→ Entries shown
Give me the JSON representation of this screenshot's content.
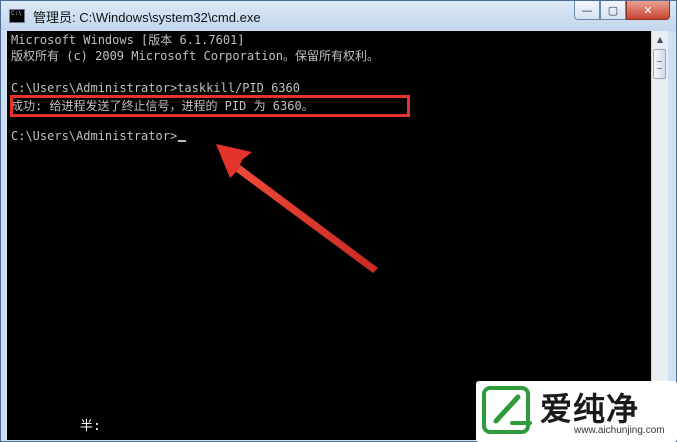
{
  "window": {
    "title": "管理员: C:\\Windows\\system32\\cmd.exe",
    "minimize_glyph": "—",
    "maximize_glyph": "▢",
    "close_glyph": "✕"
  },
  "console": {
    "lines": [
      "Microsoft Windows [版本 6.1.7601]",
      "版权所有 (c) 2009 Microsoft Corporation。保留所有权利。",
      "",
      "C:\\Users\\Administrator>taskkill/PID 6360",
      "成功: 给进程发送了终止信号，进程的 PID 为 6360。",
      "",
      "C:\\Users\\Administrator>"
    ],
    "ime_status": "半:"
  },
  "annotations": {
    "highlight_color": "#e5322d",
    "arrow_color": "#e5322d"
  },
  "watermark": {
    "brand": "爱纯净",
    "url": "www.aichunjing.com"
  }
}
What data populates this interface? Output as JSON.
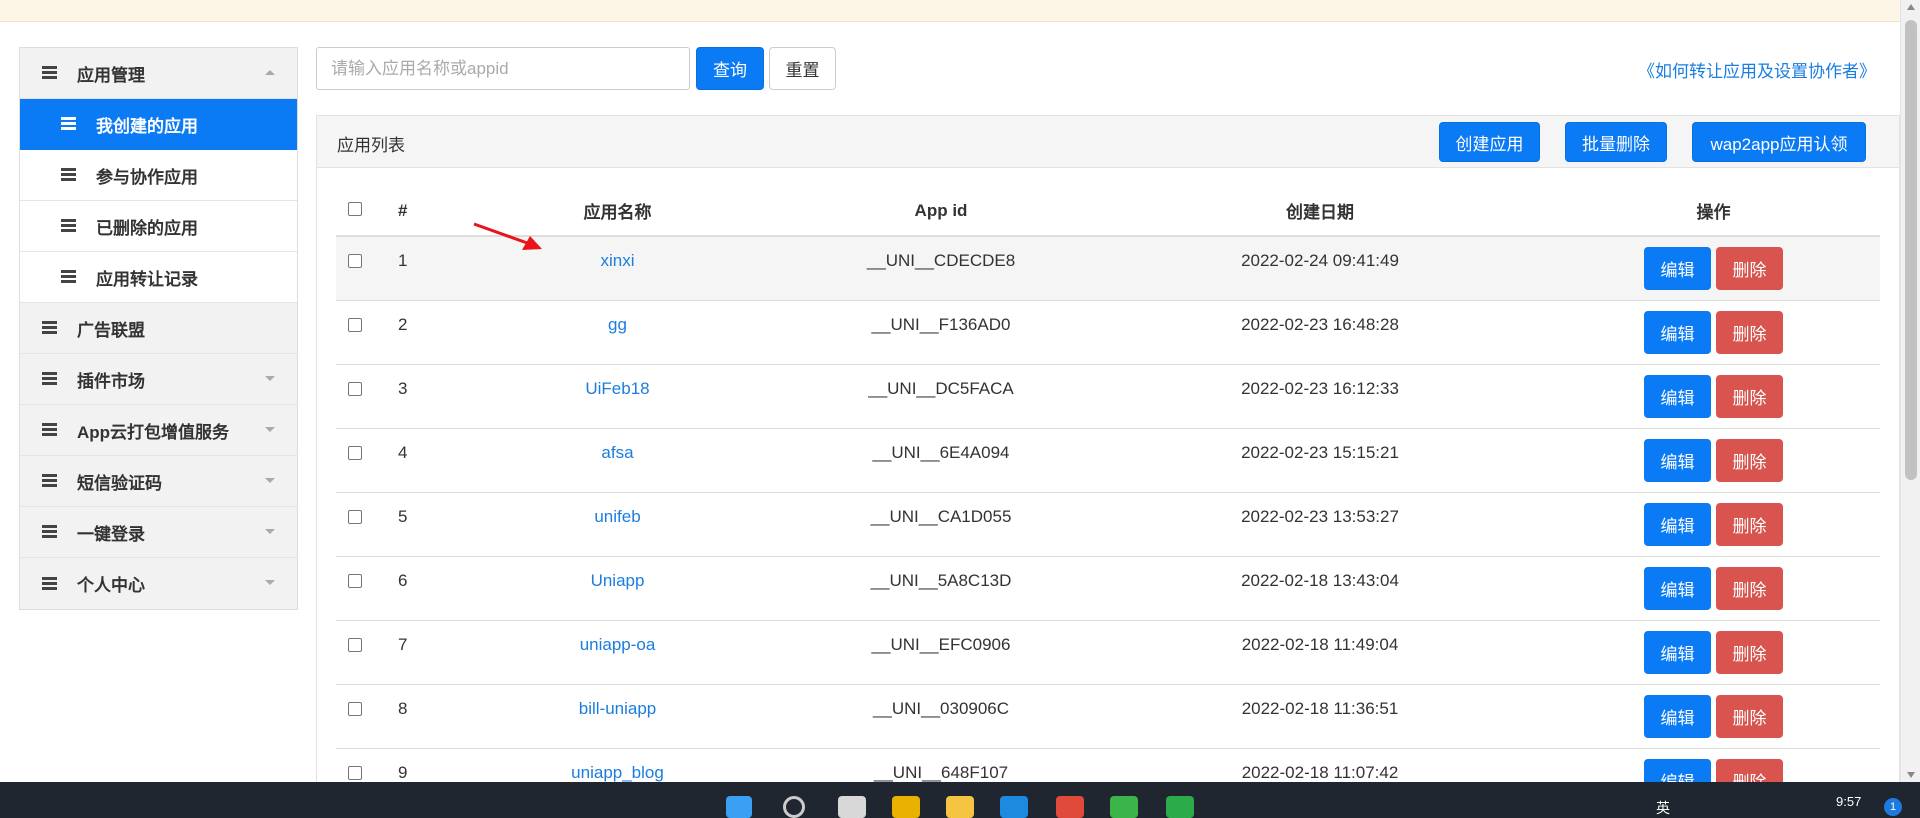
{
  "sidebar": {
    "items": [
      {
        "label": "应用管理",
        "type": "group",
        "caret": "up"
      },
      {
        "label": "我创建的应用",
        "type": "sub",
        "active": true
      },
      {
        "label": "参与协作应用",
        "type": "sub"
      },
      {
        "label": "已删除的应用",
        "type": "sub"
      },
      {
        "label": "应用转让记录",
        "type": "sub"
      },
      {
        "label": "广告联盟",
        "type": "top"
      },
      {
        "label": "插件市场",
        "type": "top",
        "caret": "down"
      },
      {
        "label": "App云打包增值服务",
        "type": "top",
        "caret": "down"
      },
      {
        "label": "短信验证码",
        "type": "top",
        "caret": "down"
      },
      {
        "label": "一键登录",
        "type": "top",
        "caret": "down"
      },
      {
        "label": "个人中心",
        "type": "top",
        "caret": "down"
      }
    ]
  },
  "search": {
    "placeholder": "请输入应用名称或appid",
    "value": "",
    "search_label": "查询",
    "reset_label": "重置"
  },
  "help_link": "《如何转让应用及设置协作者》",
  "panel": {
    "title": "应用列表",
    "create_label": "创建应用",
    "batch_delete_label": "批量删除",
    "wap2app_label": "wap2app应用认领"
  },
  "table": {
    "headers": {
      "num": "#",
      "name": "应用名称",
      "appid": "App id",
      "date": "创建日期",
      "ops": "操作"
    },
    "edit_label": "编辑",
    "delete_label": "删除",
    "rows": [
      {
        "num": "1",
        "name": "xinxi",
        "appid": "__UNI__CDECDE8",
        "date": "2022-02-24 09:41:49"
      },
      {
        "num": "2",
        "name": "gg",
        "appid": "__UNI__F136AD0",
        "date": "2022-02-23 16:48:28"
      },
      {
        "num": "3",
        "name": "UiFeb18",
        "appid": "__UNI__DC5FACA",
        "date": "2022-02-23 16:12:33"
      },
      {
        "num": "4",
        "name": "afsa",
        "appid": "__UNI__6E4A094",
        "date": "2022-02-23 15:15:21"
      },
      {
        "num": "5",
        "name": "unifeb",
        "appid": "__UNI__CA1D055",
        "date": "2022-02-23 13:53:27"
      },
      {
        "num": "6",
        "name": "Uniapp",
        "appid": "__UNI__5A8C13D",
        "date": "2022-02-18 13:43:04"
      },
      {
        "num": "7",
        "name": "uniapp-oa",
        "appid": "__UNI__EFC0906",
        "date": "2022-02-18 11:49:04"
      },
      {
        "num": "8",
        "name": "bill-uniapp",
        "appid": "__UNI__030906C",
        "date": "2022-02-18 11:36:51"
      },
      {
        "num": "9",
        "name": "uniapp_blog",
        "appid": "__UNI__648F107",
        "date": "2022-02-18 11:07:42"
      }
    ]
  },
  "taskbar": {
    "lang": "英",
    "time": "9:57",
    "notification_count": "1"
  },
  "colors": {
    "primary": "#0b7af5",
    "danger": "#d9534f",
    "link": "#1a7de0",
    "arrow": "#e8141a"
  }
}
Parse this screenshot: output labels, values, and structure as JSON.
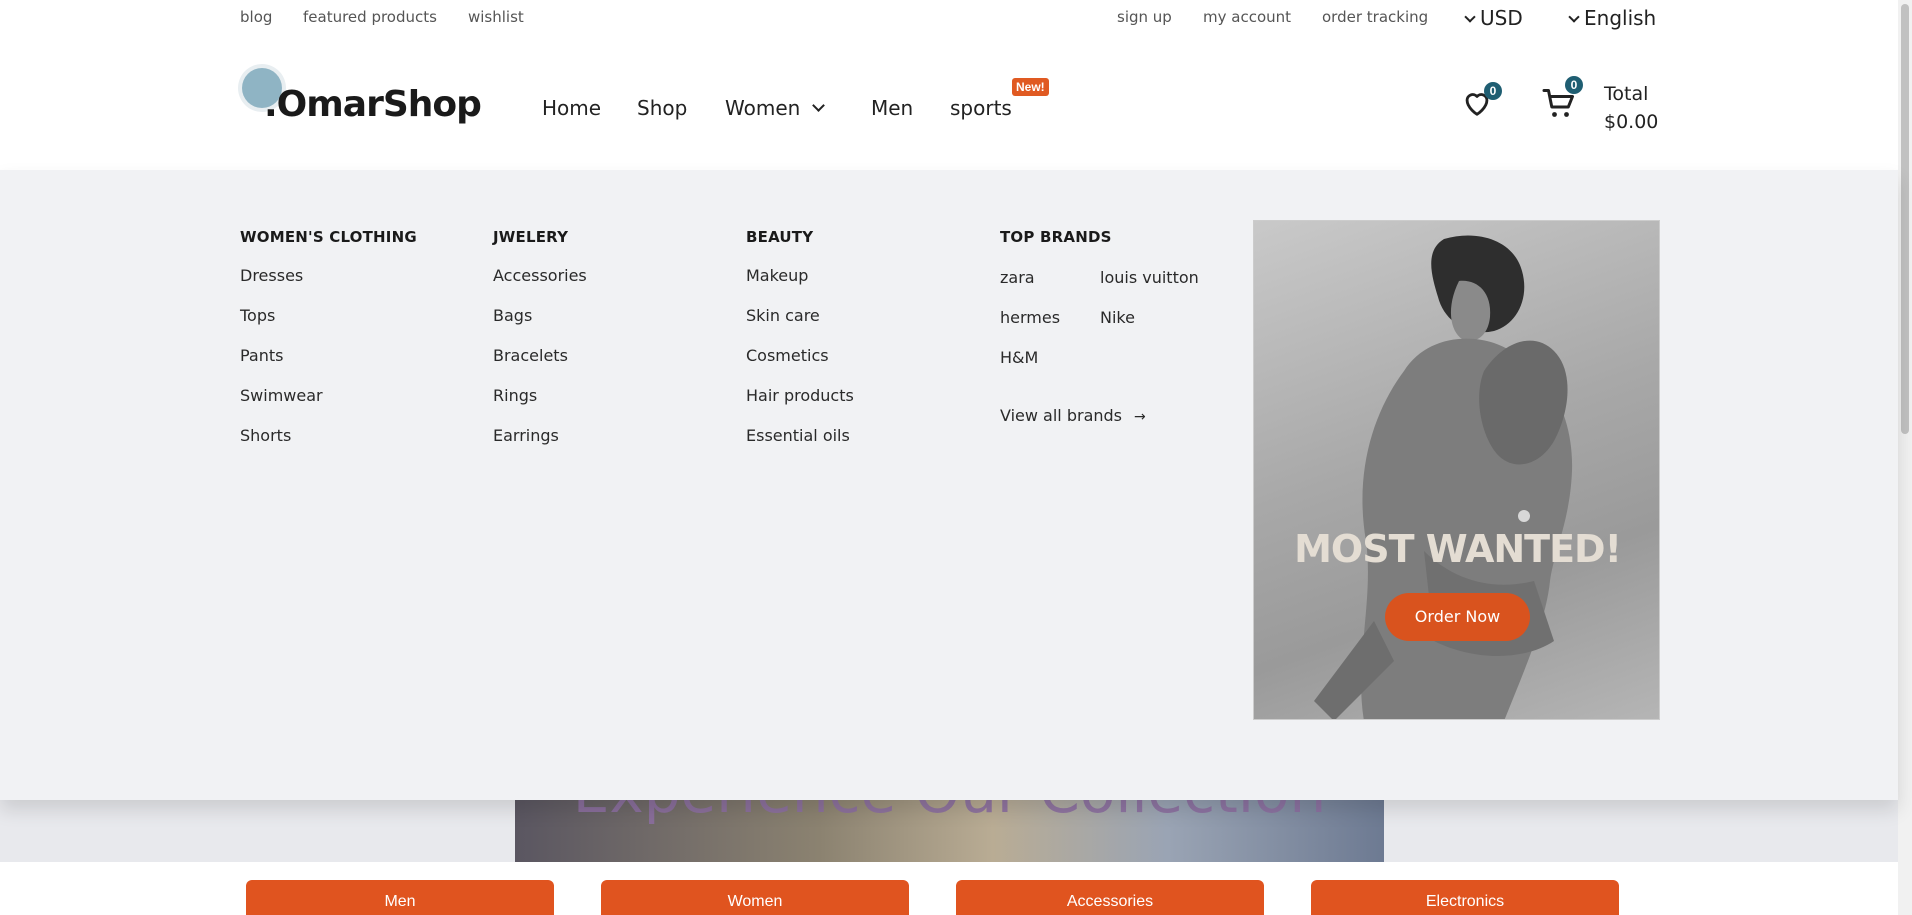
{
  "topbar": {
    "left_links": [
      "blog",
      "featured products",
      "wishlist"
    ],
    "right_links": [
      "sign up",
      "my account",
      "order tracking"
    ],
    "currency": "USD",
    "language": "English"
  },
  "header": {
    "logo_text": ".OmarShop",
    "nav": [
      "Home",
      "Shop",
      "Women",
      "Men",
      "sports"
    ],
    "new_badge": "New!",
    "wishlist_count": "0",
    "cart_count": "0",
    "total_label": "Total",
    "total_value": "$0.00"
  },
  "mega_menu": {
    "columns": [
      {
        "heading": "WOMEN'S CLOTHING",
        "items": [
          "Dresses",
          "Tops",
          "Pants",
          "Swimwear",
          "Shorts"
        ]
      },
      {
        "heading": "JWELERY",
        "items": [
          "Accessories",
          "Bags",
          "Bracelets",
          "Rings",
          "Earrings"
        ]
      },
      {
        "heading": "BEAUTY",
        "items": [
          "Makeup",
          "Skin care",
          "Cosmetics",
          "Hair products",
          "Essential oils"
        ]
      }
    ],
    "brands_heading": "TOP BRANDS",
    "brands": [
      "zara",
      "louis vuitton",
      "hermes",
      "Nike",
      "H&M"
    ],
    "view_all": "View all brands",
    "promo_title": "MOST WANTED!",
    "promo_button": "Order Now"
  },
  "hero": {
    "text": "Experience Our Collection"
  },
  "categories": [
    "Men",
    "Women",
    "Accessories",
    "Electronics"
  ],
  "colors": {
    "accent": "#e0541f",
    "badge": "#1f5e72",
    "menu_bg": "#f1f2f4"
  }
}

→ Written task
Scan the listing above and identify each line holding the string "screenshot"; copy every such line.

→ Output
Give me the JSON representation of this screenshot's content.
Parse this screenshot: output labels, values, and structure as JSON.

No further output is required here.